Print version ISSN 1516-3180On-line version ISSN 1806-9460

Sao Paulo Med. J. vol.117 n.3 São Paulo May 1999 

Original Article

Fernando Amaral
João Antonio Granzotti


Cardiologic evaluation of children with suspected heart disease: experience of a public outpatient clinic in Brazil
Pediatric Cardiology Outpatient Clinic, SUS and Department of Pediatrics, Faculdade de Medicina de Ribeirão Preto, Ribeirão Preto, Brazil




CONTEXT: During initial evaluation of children on an outpatient basis, the index of suspected heart disease may be high, particularly if we consider that innocent murmur occurs in about 50% of the pediatric population. This is the most common cause of referral to the pediatric cardiologist.
OBJECTIVE: To report on the experience of a public outpatient clinic in the southeastern region of Brazil.
DESIGN: Retrospective analysis of all patients submitted to cardiologic evaluation within a 39 month period.
SETTING: public pediatric cardiology outpatient clinic.
PARTICIPANTS: 2675 consecutive children aged £15 years referred from the local and regional basic health units due to suspected heart disease.
MAIN MEASUREMENTS: Reason for referral, diagnostic investigation, final diagnostis based on the reason for referral, therapeutic procedures.

WORK TO COMPLETE:
**1.** Decide whether each statement below agrees with the cardiology study abstract, answering yes or no and quoting the words that settle it: (a) The study analyzed patients retrospectively over a 39 month period. (b) Innocent murmur occurs in about 30% of the pediatric population. (c) The children were referred from local and regional basic health units.
**2.** Write the next part of the cardiology study abstract, picking up after its last line.

ENTRIES SUPPLIED:

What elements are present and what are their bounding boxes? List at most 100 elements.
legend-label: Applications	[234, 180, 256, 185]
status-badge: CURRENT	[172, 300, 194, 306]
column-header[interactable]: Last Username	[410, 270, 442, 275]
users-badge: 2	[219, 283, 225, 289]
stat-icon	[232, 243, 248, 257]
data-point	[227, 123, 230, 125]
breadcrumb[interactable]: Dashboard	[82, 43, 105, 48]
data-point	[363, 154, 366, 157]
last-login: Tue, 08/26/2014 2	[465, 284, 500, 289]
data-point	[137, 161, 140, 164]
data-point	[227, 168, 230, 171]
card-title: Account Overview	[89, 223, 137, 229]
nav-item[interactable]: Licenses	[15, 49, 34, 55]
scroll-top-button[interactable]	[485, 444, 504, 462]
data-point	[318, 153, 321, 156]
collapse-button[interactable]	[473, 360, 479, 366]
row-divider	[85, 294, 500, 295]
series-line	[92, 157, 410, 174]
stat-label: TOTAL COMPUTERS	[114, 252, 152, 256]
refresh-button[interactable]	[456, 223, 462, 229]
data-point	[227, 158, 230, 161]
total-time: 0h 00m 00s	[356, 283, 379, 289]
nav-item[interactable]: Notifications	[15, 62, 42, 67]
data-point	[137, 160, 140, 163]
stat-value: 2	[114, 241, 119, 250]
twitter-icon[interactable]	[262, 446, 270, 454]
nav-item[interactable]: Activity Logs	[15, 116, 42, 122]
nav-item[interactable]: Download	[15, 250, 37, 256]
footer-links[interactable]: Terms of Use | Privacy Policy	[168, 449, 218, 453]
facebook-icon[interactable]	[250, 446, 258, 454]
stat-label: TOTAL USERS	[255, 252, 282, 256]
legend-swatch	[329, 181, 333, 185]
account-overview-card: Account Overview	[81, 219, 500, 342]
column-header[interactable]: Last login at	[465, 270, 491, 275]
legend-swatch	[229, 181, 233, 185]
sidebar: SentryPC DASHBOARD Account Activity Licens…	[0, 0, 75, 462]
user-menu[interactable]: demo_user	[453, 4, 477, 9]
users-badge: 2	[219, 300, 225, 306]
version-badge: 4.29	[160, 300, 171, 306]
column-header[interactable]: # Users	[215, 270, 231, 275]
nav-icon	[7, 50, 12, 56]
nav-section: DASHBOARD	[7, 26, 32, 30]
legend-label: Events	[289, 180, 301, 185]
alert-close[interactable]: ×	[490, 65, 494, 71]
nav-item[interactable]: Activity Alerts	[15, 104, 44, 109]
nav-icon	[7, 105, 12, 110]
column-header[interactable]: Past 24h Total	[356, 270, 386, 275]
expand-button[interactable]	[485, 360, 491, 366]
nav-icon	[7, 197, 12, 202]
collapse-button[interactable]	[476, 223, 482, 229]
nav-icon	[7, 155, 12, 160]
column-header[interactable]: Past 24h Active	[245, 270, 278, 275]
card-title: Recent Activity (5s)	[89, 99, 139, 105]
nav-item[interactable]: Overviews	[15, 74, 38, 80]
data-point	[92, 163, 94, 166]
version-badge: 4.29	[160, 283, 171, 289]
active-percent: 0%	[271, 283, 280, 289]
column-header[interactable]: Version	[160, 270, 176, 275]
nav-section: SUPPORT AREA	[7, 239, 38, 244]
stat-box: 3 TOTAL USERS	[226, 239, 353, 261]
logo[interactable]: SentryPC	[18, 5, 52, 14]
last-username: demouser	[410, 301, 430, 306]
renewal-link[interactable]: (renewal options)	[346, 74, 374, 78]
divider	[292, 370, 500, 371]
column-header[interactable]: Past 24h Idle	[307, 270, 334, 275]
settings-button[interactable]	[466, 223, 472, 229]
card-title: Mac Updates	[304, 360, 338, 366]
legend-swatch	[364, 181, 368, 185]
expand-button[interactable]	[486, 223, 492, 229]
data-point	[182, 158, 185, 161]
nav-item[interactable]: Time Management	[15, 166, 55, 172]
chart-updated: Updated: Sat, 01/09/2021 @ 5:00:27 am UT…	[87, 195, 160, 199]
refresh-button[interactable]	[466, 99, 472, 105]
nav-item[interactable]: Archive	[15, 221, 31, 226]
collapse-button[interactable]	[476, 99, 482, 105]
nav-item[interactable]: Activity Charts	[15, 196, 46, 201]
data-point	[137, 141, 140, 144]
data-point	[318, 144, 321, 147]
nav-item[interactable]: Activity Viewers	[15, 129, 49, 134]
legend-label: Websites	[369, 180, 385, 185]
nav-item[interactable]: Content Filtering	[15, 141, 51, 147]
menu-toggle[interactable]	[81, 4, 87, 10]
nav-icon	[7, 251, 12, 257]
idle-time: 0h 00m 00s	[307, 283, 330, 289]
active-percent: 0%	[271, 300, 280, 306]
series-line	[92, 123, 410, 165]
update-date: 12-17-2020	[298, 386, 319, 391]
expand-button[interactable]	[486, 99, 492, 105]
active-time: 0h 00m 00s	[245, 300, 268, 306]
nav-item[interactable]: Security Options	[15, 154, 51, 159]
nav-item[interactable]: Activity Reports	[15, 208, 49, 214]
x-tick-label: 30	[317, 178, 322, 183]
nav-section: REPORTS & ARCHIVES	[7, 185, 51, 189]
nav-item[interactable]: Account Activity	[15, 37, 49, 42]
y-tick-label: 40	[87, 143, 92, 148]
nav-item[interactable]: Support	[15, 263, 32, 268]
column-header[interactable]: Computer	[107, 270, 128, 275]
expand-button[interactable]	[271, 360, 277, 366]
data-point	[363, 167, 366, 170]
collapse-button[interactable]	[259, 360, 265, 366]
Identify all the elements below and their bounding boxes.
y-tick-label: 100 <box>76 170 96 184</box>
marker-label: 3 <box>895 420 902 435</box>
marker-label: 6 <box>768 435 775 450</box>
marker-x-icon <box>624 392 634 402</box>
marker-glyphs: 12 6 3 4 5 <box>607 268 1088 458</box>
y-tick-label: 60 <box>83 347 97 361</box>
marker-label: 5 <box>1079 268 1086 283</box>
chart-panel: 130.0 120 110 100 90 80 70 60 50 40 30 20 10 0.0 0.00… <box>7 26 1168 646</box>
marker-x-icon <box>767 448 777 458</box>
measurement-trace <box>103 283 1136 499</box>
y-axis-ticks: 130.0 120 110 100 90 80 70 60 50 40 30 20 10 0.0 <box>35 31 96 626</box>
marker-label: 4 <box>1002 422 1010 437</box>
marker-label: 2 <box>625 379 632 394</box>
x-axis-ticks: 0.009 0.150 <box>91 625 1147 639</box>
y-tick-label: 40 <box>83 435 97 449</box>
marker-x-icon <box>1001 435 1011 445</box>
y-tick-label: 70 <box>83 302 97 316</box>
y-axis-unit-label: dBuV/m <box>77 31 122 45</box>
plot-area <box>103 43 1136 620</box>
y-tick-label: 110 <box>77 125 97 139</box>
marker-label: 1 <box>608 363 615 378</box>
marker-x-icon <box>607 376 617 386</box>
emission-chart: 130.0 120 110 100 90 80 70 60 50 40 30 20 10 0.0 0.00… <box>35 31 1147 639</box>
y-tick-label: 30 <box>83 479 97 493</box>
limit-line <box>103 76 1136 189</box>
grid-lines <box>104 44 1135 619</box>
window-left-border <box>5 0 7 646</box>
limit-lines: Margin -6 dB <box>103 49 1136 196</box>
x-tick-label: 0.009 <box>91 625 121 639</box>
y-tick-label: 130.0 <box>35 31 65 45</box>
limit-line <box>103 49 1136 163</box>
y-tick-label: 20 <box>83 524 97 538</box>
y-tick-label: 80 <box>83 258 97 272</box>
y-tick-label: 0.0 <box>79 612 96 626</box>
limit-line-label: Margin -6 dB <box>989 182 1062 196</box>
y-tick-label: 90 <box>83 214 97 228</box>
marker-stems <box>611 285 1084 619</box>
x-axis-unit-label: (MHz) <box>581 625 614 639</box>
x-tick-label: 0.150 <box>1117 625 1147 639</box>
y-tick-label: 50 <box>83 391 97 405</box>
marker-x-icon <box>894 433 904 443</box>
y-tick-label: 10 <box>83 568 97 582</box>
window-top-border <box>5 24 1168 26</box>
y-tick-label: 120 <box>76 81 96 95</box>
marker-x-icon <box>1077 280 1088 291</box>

ANSWER SET:
**1.**
(a) Yes: "Retrospective analysis of all patients submitted to cardiologic evaluation within a 39 month period."
(b) No: "innocent murmur occurs in about 50% of the pediatric population."
(c) Yes: "referred from the local and regional basic health units due to suspected heart disease."

**2.**
RESULTS: The main reasons for referral were: murmur (70%), precordial pain (9%), suspicion of arrhythmia (9%) and breathlessness (5%). Of the total number, 695 cases (26%) did not complete the investigation and were not included in the analysis. A final diagnosis was obtained based on the reason for referral and the main conclusions were: l) a high incidence of normality was found: murmur (83%), pain (98%), arrhythmia (97%) and breathless (94%); 2) heart disease was unlikely, based on other referral reasons; 3) 14% of the children were considered abnormal and 1% needed therapeutical procedures.
CONCLUSIONS: The establishment of a pediatric cardiology outpatient clinic within the public health service in the region seems to be justifiable, due to the high current demand. The low global incidence of heart disease, with a high prevalence of children with innocent murmur, discloses the need for a specific training program in cardiology for pediatricians.
KEY WORDS: Heart disease. Child. Incidence. Epidemiology.




During initial evaluation of children on an outpatient basis, the index of suspected heart disease may be high, particularly if we consider that innocent murmur occurs in about 50% of the pediatric population.1-3 This is the most common cause of referral to the pediatric cardiologist, with several reports of such experience published worldwide. Other causes like chest pain, breathlessness at rest and on effort and arrhythmia are less frequent, although not less important in this setting. Obviously, the decision to refer a patient for a specialist consultation is mainly dependent on the ability of the pediatrician to recognize heart disease. This inherent characteristic is certainly related to the information provided during graduate and post-graduate training, which seems to vary from country to country, and is also related to individual skill.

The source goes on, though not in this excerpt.